» AZIONI RICHIESTE
a – Rispondi alle seguenti domande usando il brano sulla terapia con testosterone.
(i) Che cosa va presentato con chiarezza al paziente prima di cominciare la terapia?
(ii) Quale situazione, al momento della diagnosi, preclude la possibilità di iniziare la terapia?
(iii) A che cosa corrisponde la sigla PSA?
b – Elenca tutti gli esami che, secondo il brano sulla terapia con testosterone, compongono la valutazione basale.
c – Ripeti senza modifiche tutto il brano sulla terapia con testosterone a partire da "Cosa raccomandano le" e giù fino a "richiedono ulteriori approfondimenti.".

» SEGMENTO DEL DOCUMENTO
- - -

Prima di cominciare una terapia a base di testosterone, andranno tenuti in considerazione e presentati con chiarezza al paziente quelli che sono i possibili benefici e i rischi connessi alla terapia sostitutiva.

Cosa raccomandano le Linee Guida

Secondo le attuali linee guida, è opportuno valutare e riconoscere quelle condizioni che rappresentano una controindicazione alla terapia con testosterone:

  • Tumore della prostata e della mammella: la presenza di una patologia neoplastica già in atto al momento della diagnosi preclude la possibilità di iniziare la terapia con testosterone. In tutti gli altri casi, è opportuna una valutazione basale [esplorazione rettale, palpazione della mammella, dosaggio del PSA (antigene prostatico specifico)] prima di iniziare la terapia per escludere la presenza di fattori di rischio significativi (noduli palpabili, elevati valori di PSA) che richiedono ulteriori approfondimenti.

- - -

» ELENCO ESTRATTO
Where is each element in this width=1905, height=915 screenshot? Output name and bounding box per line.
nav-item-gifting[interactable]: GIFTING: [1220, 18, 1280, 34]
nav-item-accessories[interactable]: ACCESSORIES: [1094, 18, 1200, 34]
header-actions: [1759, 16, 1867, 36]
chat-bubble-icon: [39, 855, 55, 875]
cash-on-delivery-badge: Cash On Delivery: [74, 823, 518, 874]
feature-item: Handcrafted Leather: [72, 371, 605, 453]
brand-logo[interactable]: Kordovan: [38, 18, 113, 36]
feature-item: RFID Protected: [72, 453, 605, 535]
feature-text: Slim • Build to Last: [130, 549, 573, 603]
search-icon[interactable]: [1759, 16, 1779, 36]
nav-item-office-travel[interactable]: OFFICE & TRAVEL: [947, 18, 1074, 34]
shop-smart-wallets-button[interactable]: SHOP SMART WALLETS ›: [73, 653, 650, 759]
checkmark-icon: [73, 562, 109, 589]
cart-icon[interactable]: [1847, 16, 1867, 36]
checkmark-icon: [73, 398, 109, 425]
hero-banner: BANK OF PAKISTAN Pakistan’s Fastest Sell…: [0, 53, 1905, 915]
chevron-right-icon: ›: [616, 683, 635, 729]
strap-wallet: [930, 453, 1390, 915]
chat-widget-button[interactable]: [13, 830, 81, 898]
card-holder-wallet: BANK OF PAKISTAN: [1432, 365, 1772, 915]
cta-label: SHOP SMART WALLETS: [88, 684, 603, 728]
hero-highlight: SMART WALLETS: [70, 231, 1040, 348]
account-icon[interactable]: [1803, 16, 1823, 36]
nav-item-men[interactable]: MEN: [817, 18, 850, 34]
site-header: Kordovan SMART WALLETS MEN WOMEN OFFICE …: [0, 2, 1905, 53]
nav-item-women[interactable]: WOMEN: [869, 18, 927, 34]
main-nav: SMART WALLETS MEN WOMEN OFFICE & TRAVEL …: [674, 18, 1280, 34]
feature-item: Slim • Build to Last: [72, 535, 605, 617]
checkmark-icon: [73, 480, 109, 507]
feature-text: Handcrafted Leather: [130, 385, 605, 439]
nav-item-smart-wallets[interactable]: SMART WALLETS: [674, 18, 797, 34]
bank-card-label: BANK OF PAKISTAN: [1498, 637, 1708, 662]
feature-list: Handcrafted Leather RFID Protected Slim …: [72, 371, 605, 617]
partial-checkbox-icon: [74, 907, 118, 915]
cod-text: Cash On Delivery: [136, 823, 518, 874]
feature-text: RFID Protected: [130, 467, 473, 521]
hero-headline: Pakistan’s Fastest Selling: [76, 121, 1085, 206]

- - -

» RISPOSTE FORNITE
a –
(i) I possibili benefici e i rischi connessi alla terapia sostitutiva.
(ii) La presenza di una patologia neoplastica già in atto, cioè un tumore della prostata o della mammella.
(iii) Antigene prostatico specifico.

b –
- Esplorazione rettale
- Palpazione della mammella
- Dosaggio del PSA (antigene prostatico specifico)

c –
Cosa raccomandano le Linee Guida

Secondo le attuali linee guida, è opportuno valutare e riconoscere quelle condizioni che rappresentano una controindicazione alla terapia con testosterone:

  • Tumore della prostata e della mammella: la presenza di una patologia neoplastica già in atto al momento della diagnosi preclude la possibilità di iniziare la terapia con testosterone. In tutti gli altri casi, è opportuna una valutazione basale [esplorazione rettale, palpazione della mammella, dosaggio del PSA (antigene prostatico specifico)] prima di iniziare la terapia per escludere la presenza di fattori di rischio significativi (noduli palpabili, elevati valori di PSA) che richiedono ulteriori approfondimenti.